Repeat the records below exactly, leaving out any pictures.

####################

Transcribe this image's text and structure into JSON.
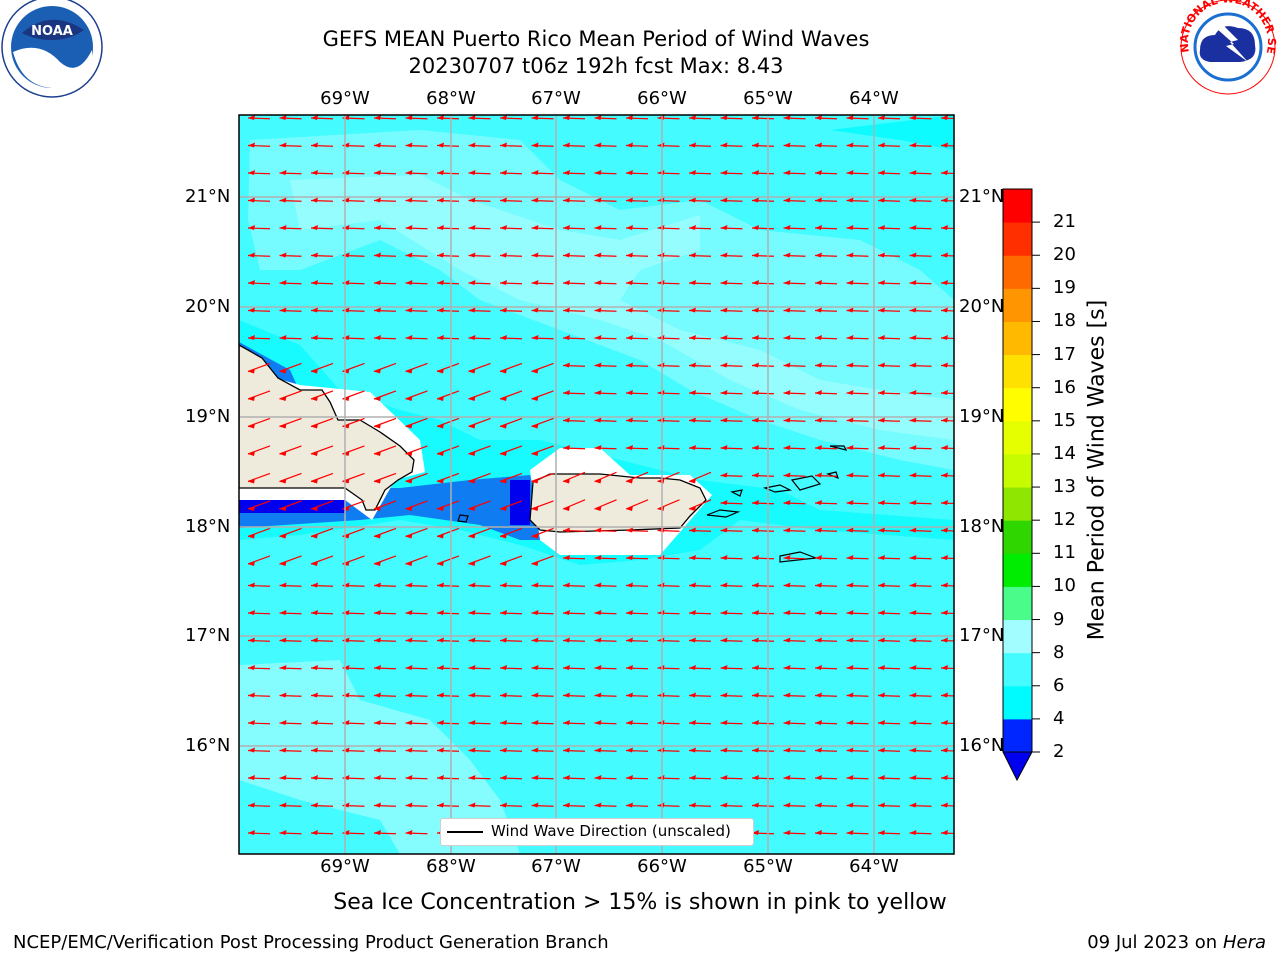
{
  "header": {
    "title_line1": "GEFS MEAN Puerto Rico Mean Period of Wind Waves",
    "title_line2": "20230707 t06z 192h fcst   Max: 8.43"
  },
  "logos": {
    "left": {
      "name": "noaa-logo",
      "text": "NOAA",
      "ring_text": "NATIONAL OCEANIC AND ATMOSPHERIC ADMINISTRATION · U.S. DEPARTMENT OF COMMERCE"
    },
    "right": {
      "name": "nws-logo",
      "ring_text": "NATIONAL WEATHER SERVICE"
    }
  },
  "map": {
    "lon_labels": [
      "69°W",
      "68°W",
      "67°W",
      "66°W",
      "65°W",
      "64°W"
    ],
    "lat_labels": [
      "21°N",
      "20°N",
      "19°N",
      "18°N",
      "17°N",
      "16°N"
    ],
    "legend_label": "Wind Wave Direction (unscaled)",
    "arrow_color": "#ff0000",
    "land_color": "#efebdc",
    "coast_color": "#000000"
  },
  "colorbar": {
    "title": "Mean Period of Wind Waves [s]",
    "ticks": [
      "2",
      "4",
      "6",
      "8",
      "9",
      "10",
      "11",
      "12",
      "13",
      "14",
      "15",
      "16",
      "17",
      "18",
      "19",
      "20",
      "21"
    ],
    "colors": [
      "#0026ff",
      "#00fbff",
      "#44fbff",
      "#a1fdff",
      "#4afc8a",
      "#00ec00",
      "#2fd600",
      "#8fe600",
      "#c6fb00",
      "#e6ff00",
      "#fffd00",
      "#ffe100",
      "#ffba00",
      "#ff9500",
      "#ff6a00",
      "#ff2f00",
      "#ff0000"
    ],
    "under_color": "#0000ee"
  },
  "footer": {
    "note": "Sea Ice Concentration > 15% is shown in pink to yellow",
    "credit": "NCEP/EMC/Verification Post Processing Product Generation Branch",
    "date": "09 Jul 2023 on ",
    "host": "Hera"
  }
}
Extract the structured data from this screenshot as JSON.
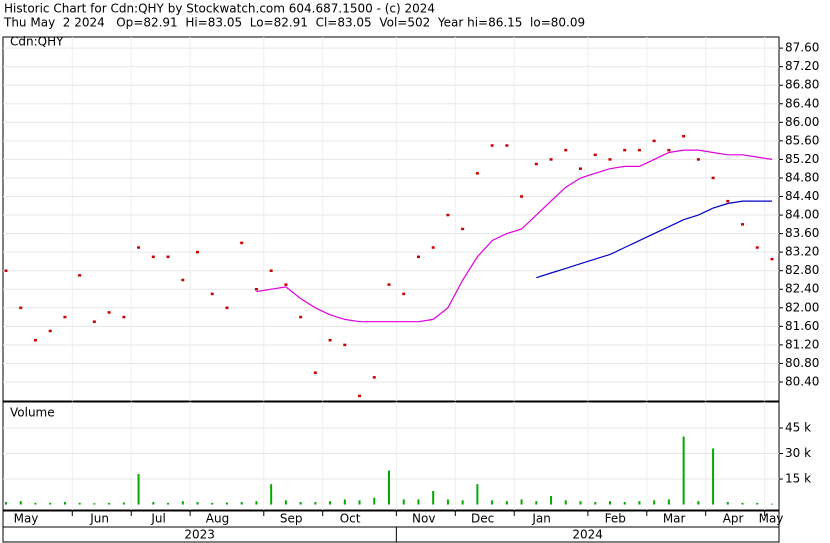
{
  "chart_data": [
    {
      "type": "line",
      "title": "Historic Chart for Cdn:QHY by Stockwatch.com 604.687.1500 - (c) 2024",
      "subtitle": "Thu May  2 2024   Op=82.91  Hi=83.05  Lo=82.91  Cl=83.05  Vol=502  Year hi=86.15  lo=80.09",
      "categories": [
        "May",
        null,
        null,
        null,
        null,
        "Jun",
        null,
        null,
        null,
        "Jul",
        null,
        null,
        null,
        "Aug",
        null,
        null,
        null,
        null,
        "Sep",
        null,
        null,
        null,
        "Oct",
        null,
        null,
        null,
        null,
        "Nov",
        null,
        null,
        null,
        "Dec",
        null,
        null,
        null,
        "Jan",
        null,
        null,
        null,
        null,
        "Feb",
        null,
        null,
        null,
        "Mar",
        null,
        null,
        null,
        "Apr",
        null,
        null,
        null,
        "May"
      ],
      "year_labels": [
        "2023",
        "2024"
      ],
      "series": [
        {
          "name": "Cdn:QHY",
          "color": "#cc0000",
          "style": "tick",
          "values": [
            82.8,
            82.0,
            81.3,
            81.5,
            81.8,
            82.7,
            81.7,
            81.9,
            81.8,
            83.3,
            83.1,
            83.1,
            82.6,
            83.2,
            82.3,
            82.0,
            83.4,
            82.4,
            82.8,
            82.5,
            81.8,
            80.6,
            81.3,
            81.2,
            80.1,
            80.5,
            82.5,
            82.3,
            83.1,
            83.3,
            84.0,
            83.7,
            84.9,
            85.5,
            85.5,
            84.4,
            85.1,
            85.2,
            85.4,
            85.0,
            85.3,
            85.2,
            85.4,
            85.4,
            85.6,
            85.4,
            85.7,
            85.2,
            84.8,
            84.3,
            83.8,
            83.3,
            83.05
          ]
        },
        {
          "color": "#e000e0",
          "style": "line",
          "values": [
            null,
            null,
            null,
            null,
            null,
            null,
            null,
            null,
            null,
            null,
            null,
            null,
            null,
            null,
            null,
            null,
            null,
            82.35,
            82.4,
            82.45,
            82.2,
            82.0,
            81.85,
            81.75,
            81.7,
            81.7,
            81.7,
            81.7,
            81.7,
            81.75,
            82.0,
            82.6,
            83.1,
            83.45,
            83.6,
            83.7,
            84.0,
            84.3,
            84.6,
            84.8,
            84.9,
            85.0,
            85.05,
            85.05,
            85.2,
            85.35,
            85.4,
            85.4,
            85.35,
            85.3,
            85.3,
            85.25,
            85.2
          ]
        },
        {
          "color": "#0000c8",
          "style": "line",
          "values": [
            null,
            null,
            null,
            null,
            null,
            null,
            null,
            null,
            null,
            null,
            null,
            null,
            null,
            null,
            null,
            null,
            null,
            null,
            null,
            null,
            null,
            null,
            null,
            null,
            null,
            null,
            null,
            null,
            null,
            null,
            null,
            null,
            null,
            null,
            null,
            null,
            82.65,
            82.75,
            82.85,
            82.95,
            83.05,
            83.15,
            83.3,
            83.45,
            83.6,
            83.75,
            83.9,
            84.0,
            84.15,
            84.25,
            84.3,
            84.3,
            84.3
          ]
        }
      ],
      "ylim": [
        79.99,
        87.84
      ],
      "yticks": [
        {
          "value": 87.6,
          "label": "87.60"
        },
        {
          "value": 87.2,
          "label": "87.20"
        },
        {
          "value": 86.8,
          "label": "86.80"
        },
        {
          "value": 86.4,
          "label": "86.40"
        },
        {
          "value": 86.0,
          "label": "86.00"
        },
        {
          "value": 85.6,
          "label": "85.60"
        },
        {
          "value": 85.2,
          "label": "85.20"
        },
        {
          "value": 84.8,
          "label": "84.80"
        },
        {
          "value": 84.4,
          "label": "84.40"
        },
        {
          "value": 84.0,
          "label": "84.00"
        },
        {
          "value": 83.6,
          "label": "83.60"
        },
        {
          "value": 83.2,
          "label": "83.20"
        },
        {
          "value": 82.8,
          "label": "82.80"
        },
        {
          "value": 82.4,
          "label": "82.40"
        },
        {
          "value": 82.0,
          "label": "82.00"
        },
        {
          "value": 81.6,
          "label": "81.60"
        },
        {
          "value": 81.2,
          "label": "81.20"
        },
        {
          "value": 80.8,
          "label": "80.80"
        },
        {
          "value": 80.4,
          "label": "80.40"
        }
      ],
      "grid": true
    },
    {
      "type": "bar",
      "title": "Volume",
      "color": "#00aa00",
      "values": [
        1500,
        2000,
        1000,
        1000,
        1500,
        1000,
        800,
        1000,
        1200,
        18000,
        1500,
        1000,
        2000,
        1500,
        1000,
        1200,
        1500,
        2000,
        12000,
        2500,
        1500,
        1500,
        2000,
        3000,
        2500,
        4000,
        20000,
        3000,
        3000,
        8000,
        3000,
        2500,
        12000,
        2500,
        2000,
        3000,
        2000,
        5000,
        2500,
        2000,
        1500,
        2000,
        1500,
        2000,
        2500,
        3000,
        40000,
        2000,
        33000,
        1500,
        1000,
        1000,
        502
      ],
      "ylim": [
        -3200,
        60300
      ],
      "yticks": [
        {
          "value": 45000,
          "label": "45 k"
        },
        {
          "value": 30000,
          "label": "30 k"
        },
        {
          "value": 15000,
          "label": "15 k"
        }
      ],
      "grid": true
    }
  ]
}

####################

[Final result]
Transcribe this image's text and structure into JSON.
{
  "header": {
    "title_line1": "GEFS MEAN Puerto Rico Mean Period of Wind Waves",
    "title_line2": "20230707 t06z 192h fcst   Max: 8.43"
  },
  "logos": {
    "left": {
      "name": "noaa-logo",
      "text": "NOAA",
      "ring_text": "NATIONAL OCEANIC AND ATMOSPHERIC ADMINISTRATION · U.S. DEPARTMENT OF COMMERCE"
    },
    "right": {
      "name": "nws-logo",
      "ring_text": "NATIONAL WEATHER SERVICE"
    }
  },
  "map": {
    "lon_labels": [
      "69°W",
      "68°W",
      "67°W",
      "66°W",
      "65°W",
      "64°W"
    ],
    "lat_labels": [
      "21°N",
      "20°N",
      "19°N",
      "18°N",
      "17°N",
      "16°N"
    ],
    "legend_label": "Wind Wave Direction (unscaled)",
    "arrow_color": "#ff0000",
    "land_color": "#efebdc",
    "coast_color": "#000000"
  },
  "colorbar": {
    "title": "Mean Period of Wind Waves [s]",
    "ticks": [
      "2",
      "4",
      "6",
      "8",
      "9",
      "10",
      "11",
      "12",
      "13",
      "14",
      "15",
      "16",
      "17",
      "18",
      "19",
      "20",
      "21"
    ],
    "colors": [
      "#0026ff",
      "#00fbff",
      "#44fbff",
      "#a1fdff",
      "#4afc8a",
      "#00ec00",
      "#2fd600",
      "#8fe600",
      "#c6fb00",
      "#e6ff00",
      "#fffd00",
      "#ffe100",
      "#ffba00",
      "#ff9500",
      "#ff6a00",
      "#ff2f00",
      "#ff0000"
    ],
    "under_color": "#0000ee"
  },
  "footer": {
    "note": "Sea Ice Concentration > 15% is shown in pink to yellow",
    "credit": "NCEP/EMC/Verification Post Processing Product Generation Branch",
    "date": "09 Jul 2023 on ",
    "host": "Hera"
  }
}
Extract the structured data from this screenshot as JSON.
{
  "chart_data": [
    {
      "type": "line",
      "title": "Historic Chart for Cdn:QHY by Stockwatch.com 604.687.1500 - (c) 2024",
      "subtitle": "Thu May  2 2024   Op=82.91  Hi=83.05  Lo=82.91  Cl=83.05  Vol=502  Year hi=86.15  lo=80.09",
      "categories": [
        "May",
        null,
        null,
        null,
        null,
        "Jun",
        null,
        null,
        null,
        "Jul",
        null,
        null,
        null,
        "Aug",
        null,
        null,
        null,
        null,
        "Sep",
        null,
        null,
        null,
        "Oct",
        null,
        null,
        null,
        null,
        "Nov",
        null,
        null,
        null,
        "Dec",
        null,
        null,
        null,
        "Jan",
        null,
        null,
        null,
        null,
        "Feb",
        null,
        null,
        null,
        "Mar",
        null,
        null,
        null,
        "Apr",
        null,
        null,
        null,
        "May"
      ],
      "year_labels": [
        "2023",
        "2024"
      ],
      "series": [
        {
          "name": "Cdn:QHY",
          "color": "#cc0000",
          "style": "tick",
          "values": [
            82.8,
            82.0,
            81.3,
            81.5,
            81.8,
            82.7,
            81.7,
            81.9,
            81.8,
            83.3,
            83.1,
            83.1,
            82.6,
            83.2,
            82.3,
            82.0,
            83.4,
            82.4,
            82.8,
            82.5,
            81.8,
            80.6,
            81.3,
            81.2,
            80.1,
            80.5,
            82.5,
            82.3,
            83.1,
            83.3,
            84.0,
            83.7,
            84.9,
            85.5,
            85.5,
            84.4,
            85.1,
            85.2,
            85.4,
            85.0,
            85.3,
            85.2,
            85.4,
            85.4,
            85.6,
            85.4,
            85.7,
            85.2,
            84.8,
            84.3,
            83.8,
            83.3,
            83.05
          ]
        },
        {
          "color": "#e000e0",
          "style": "line",
          "values": [
            null,
            null,
            null,
            null,
            null,
            null,
            null,
            null,
            null,
            null,
            null,
            null,
            null,
            null,
            null,
            null,
            null,
            82.35,
            82.4,
            82.45,
            82.2,
            82.0,
            81.85,
            81.75,
            81.7,
            81.7,
            81.7,
            81.7,
            81.7,
            81.75,
            82.0,
            82.6,
            83.1,
            83.45,
            83.6,
            83.7,
            84.0,
            84.3,
            84.6,
            84.8,
            84.9,
            85.0,
            85.05,
            85.05,
            85.2,
            85.35,
            85.4,
            85.4,
            85.35,
            85.3,
            85.3,
            85.25,
            85.2
          ]
        },
        {
          "color": "#0000c8",
          "style": "line",
          "values": [
            null,
            null,
            null,
            null,
            null,
            null,
            null,
            null,
            null,
            null,
            null,
            null,
            null,
            null,
            null,
            null,
            null,
            null,
            null,
            null,
            null,
            null,
            null,
            null,
            null,
            null,
            null,
            null,
            null,
            null,
            null,
            null,
            null,
            null,
            null,
            null,
            82.65,
            82.75,
            82.85,
            82.95,
            83.05,
            83.15,
            83.3,
            83.45,
            83.6,
            83.75,
            83.9,
            84.0,
            84.15,
            84.25,
            84.3,
            84.3,
            84.3
          ]
        }
      ],
      "ylim": [
        79.99,
        87.84
      ],
      "yticks": [
        {
          "value": 87.6,
          "label": "87.60"
        },
        {
          "value": 87.2,
          "label": "87.20"
        },
        {
          "value": 86.8,
          "label": "86.80"
        },
        {
          "value": 86.4,
          "label": "86.40"
        },
        {
          "value": 86.0,
          "label": "86.00"
        },
        {
          "value": 85.6,
          "label": "85.60"
        },
        {
          "value": 85.2,
          "label": "85.20"
        },
        {
          "value": 84.8,
          "label": "84.80"
        },
        {
          "value": 84.4,
          "label": "84.40"
        },
        {
          "value": 84.0,
          "label": "84.00"
        },
        {
          "value": 83.6,
          "label": "83.60"
        },
        {
          "value": 83.2,
          "label": "83.20"
        },
        {
          "value": 82.8,
          "label": "82.80"
        },
        {
          "value": 82.4,
          "label": "82.40"
        },
        {
          "value": 82.0,
          "label": "82.00"
        },
        {
          "value": 81.6,
          "label": "81.60"
        },
        {
          "value": 81.2,
          "label": "81.20"
        },
        {
          "value": 80.8,
          "label": "80.80"
        },
        {
          "value": 80.4,
          "label": "80.40"
        }
      ],
      "grid": true
    },
    {
      "type": "bar",
      "title": "Volume",
      "color": "#00aa00",
      "values": [
        1500,
        2000,
        1000,
        1000,
        1500,
        1000,
        800,
        1000,
        1200,
        18000,
        1500,
        1000,
        2000,
        1500,
        1000,
        1200,
        1500,
        2000,
        12000,
        2500,
        1500,
        1500,
        2000,
        3000,
        2500,
        4000,
        20000,
        3000,
        3000,
        8000,
        3000,
        2500,
        12000,
        2500,
        2000,
        3000,
        2000,
        5000,
        2500,
        2000,
        1500,
        2000,
        1500,
        2000,
        2500,
        3000,
        40000,
        2000,
        33000,
        1500,
        1000,
        1000,
        502
      ],
      "ylim": [
        -3200,
        60300
      ],
      "yticks": [
        {
          "value": 45000,
          "label": "45 k"
        },
        {
          "value": 30000,
          "label": "30 k"
        },
        {
          "value": 15000,
          "label": "15 k"
        }
      ],
      "grid": true
    }
  ]
}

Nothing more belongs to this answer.